Written request ▸ Tally the lines below that contain the word "körében", and give only that number.

[Extracts from a graphics dataset]
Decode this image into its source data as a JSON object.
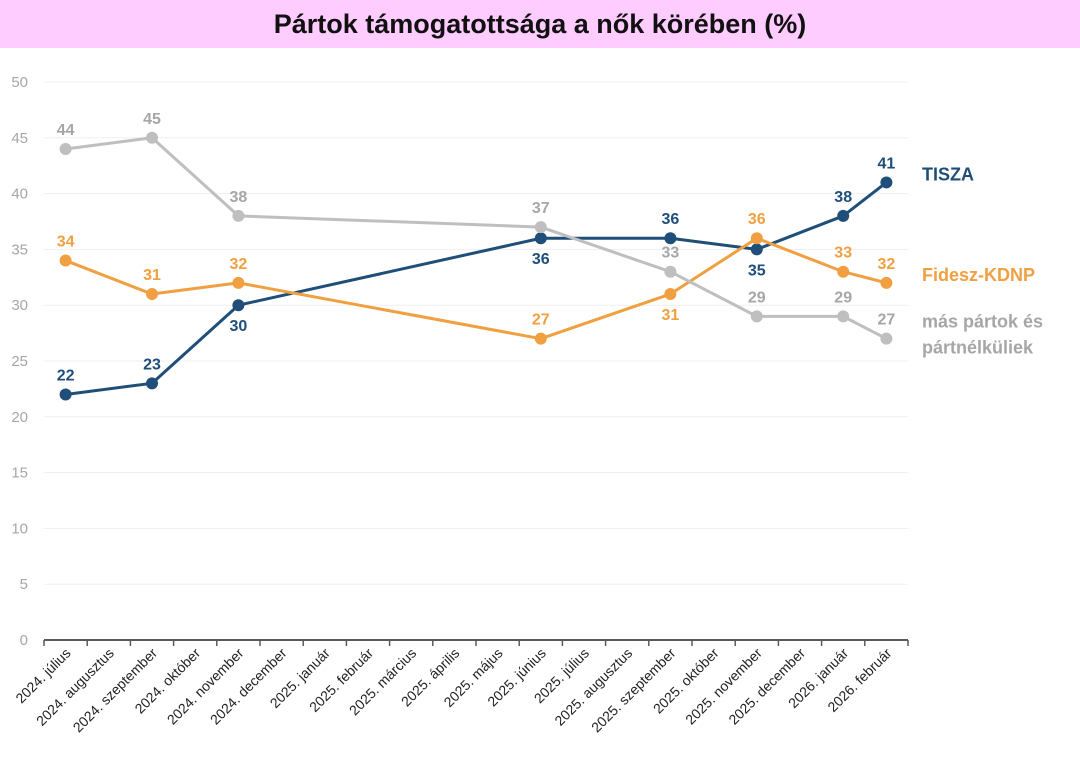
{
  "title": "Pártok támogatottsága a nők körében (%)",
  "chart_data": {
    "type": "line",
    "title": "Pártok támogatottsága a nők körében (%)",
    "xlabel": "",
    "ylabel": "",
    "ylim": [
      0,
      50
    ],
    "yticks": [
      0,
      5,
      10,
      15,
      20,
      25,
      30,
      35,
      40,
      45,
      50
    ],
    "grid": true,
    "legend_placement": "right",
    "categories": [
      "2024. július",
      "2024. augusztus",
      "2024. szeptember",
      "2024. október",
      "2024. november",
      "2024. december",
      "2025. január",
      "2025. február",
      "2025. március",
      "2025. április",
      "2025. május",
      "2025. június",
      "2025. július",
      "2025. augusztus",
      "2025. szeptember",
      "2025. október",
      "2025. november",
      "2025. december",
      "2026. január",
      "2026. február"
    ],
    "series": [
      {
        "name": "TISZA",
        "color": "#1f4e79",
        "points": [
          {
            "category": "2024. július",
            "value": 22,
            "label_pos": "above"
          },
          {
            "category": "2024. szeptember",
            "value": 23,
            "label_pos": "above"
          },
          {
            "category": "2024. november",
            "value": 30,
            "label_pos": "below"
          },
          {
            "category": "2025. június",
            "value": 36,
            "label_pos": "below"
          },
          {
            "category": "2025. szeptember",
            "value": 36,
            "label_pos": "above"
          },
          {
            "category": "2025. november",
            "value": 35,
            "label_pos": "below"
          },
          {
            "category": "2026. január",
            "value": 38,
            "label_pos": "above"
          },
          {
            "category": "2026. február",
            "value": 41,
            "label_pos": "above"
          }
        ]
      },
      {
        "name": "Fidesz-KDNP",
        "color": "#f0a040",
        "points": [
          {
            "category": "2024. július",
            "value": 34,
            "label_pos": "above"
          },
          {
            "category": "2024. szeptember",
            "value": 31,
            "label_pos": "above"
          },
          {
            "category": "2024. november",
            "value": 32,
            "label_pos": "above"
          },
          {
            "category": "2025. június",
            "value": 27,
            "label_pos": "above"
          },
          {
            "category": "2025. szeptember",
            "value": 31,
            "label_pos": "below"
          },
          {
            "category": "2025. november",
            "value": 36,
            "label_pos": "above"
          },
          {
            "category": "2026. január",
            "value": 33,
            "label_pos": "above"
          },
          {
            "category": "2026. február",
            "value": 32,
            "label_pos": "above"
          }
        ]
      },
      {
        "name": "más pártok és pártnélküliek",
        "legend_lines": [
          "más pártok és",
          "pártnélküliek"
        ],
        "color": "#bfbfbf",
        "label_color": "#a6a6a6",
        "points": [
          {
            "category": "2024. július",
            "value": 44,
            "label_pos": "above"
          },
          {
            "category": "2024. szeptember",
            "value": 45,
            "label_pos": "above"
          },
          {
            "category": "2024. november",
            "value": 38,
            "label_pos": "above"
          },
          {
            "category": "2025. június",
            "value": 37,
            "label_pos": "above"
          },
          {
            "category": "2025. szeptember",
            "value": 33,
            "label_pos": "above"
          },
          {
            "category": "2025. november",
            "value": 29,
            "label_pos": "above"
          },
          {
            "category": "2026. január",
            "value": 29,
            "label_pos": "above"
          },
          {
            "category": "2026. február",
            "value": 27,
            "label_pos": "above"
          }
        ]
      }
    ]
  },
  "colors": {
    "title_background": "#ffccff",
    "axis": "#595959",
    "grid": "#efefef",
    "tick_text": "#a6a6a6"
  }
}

Task output ▸ 2